* **What you need to do**: Copy every line of the entries that includes the word "content".

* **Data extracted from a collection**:

===

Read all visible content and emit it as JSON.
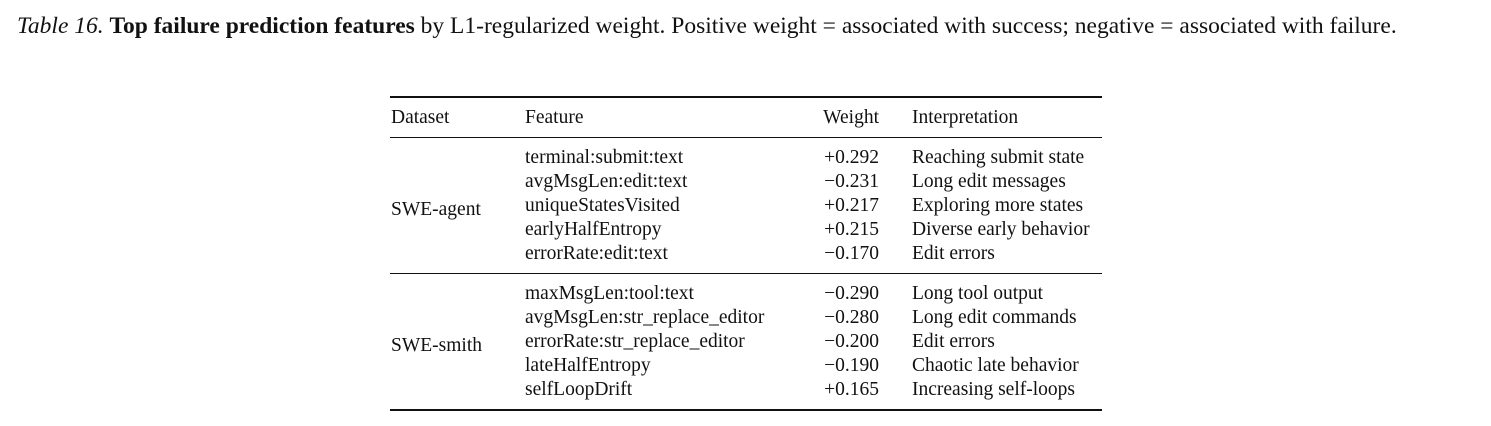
{
  "caption": {
    "label": "Table 16.",
    "title": "Top failure prediction features",
    "text": " by L1-regularized weight. Positive weight = associated with success; negative = associated with failure."
  },
  "table": {
    "headers": {
      "dataset": "Dataset",
      "feature": "Feature",
      "weight": "Weight",
      "interpretation": "Interpretation"
    },
    "groups": [
      {
        "dataset": "SWE-agent",
        "rows": [
          {
            "feature": "terminal:submit:text",
            "weight": "+0.292",
            "interpretation": "Reaching submit state"
          },
          {
            "feature": "avgMsgLen:edit:text",
            "weight": "−0.231",
            "interpretation": "Long edit messages"
          },
          {
            "feature": "uniqueStatesVisited",
            "weight": "+0.217",
            "interpretation": "Exploring more states"
          },
          {
            "feature": "earlyHalfEntropy",
            "weight": "+0.215",
            "interpretation": "Diverse early behavior"
          },
          {
            "feature": "errorRate:edit:text",
            "weight": "−0.170",
            "interpretation": "Edit errors"
          }
        ]
      },
      {
        "dataset": "SWE-smith",
        "rows": [
          {
            "feature": "maxMsgLen:tool:text",
            "weight": "−0.290",
            "interpretation": "Long tool output"
          },
          {
            "feature": "avgMsgLen:str_replace_editor",
            "weight": "−0.280",
            "interpretation": "Long edit commands"
          },
          {
            "feature": "errorRate:str_replace_editor",
            "weight": "−0.200",
            "interpretation": "Edit errors"
          },
          {
            "feature": "lateHalfEntropy",
            "weight": "−0.190",
            "interpretation": "Chaotic late behavior"
          },
          {
            "feature": "selfLoopDrift",
            "weight": "+0.165",
            "interpretation": "Increasing self-loops"
          }
        ]
      }
    ]
  }
}
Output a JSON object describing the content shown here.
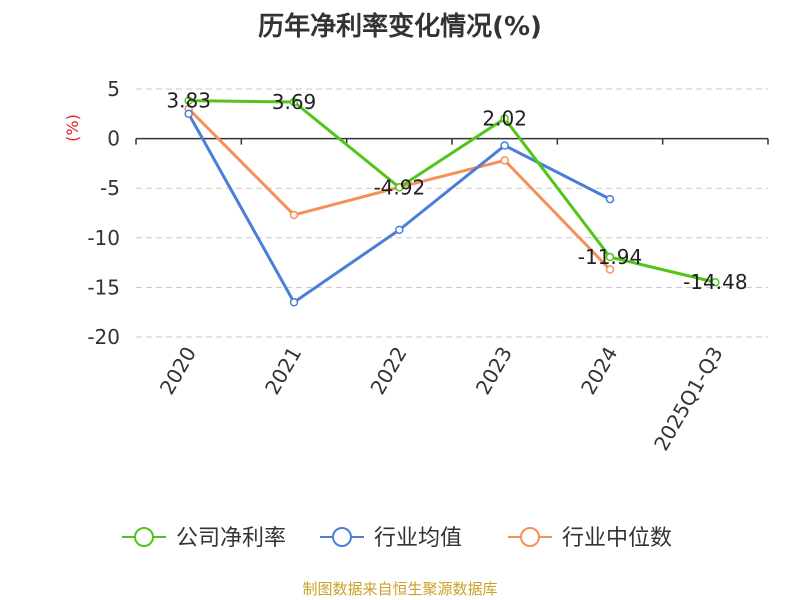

===

* **Exercise output**:
Read all visible content and emit it as JSON.
Output a JSON object describing the content shown here.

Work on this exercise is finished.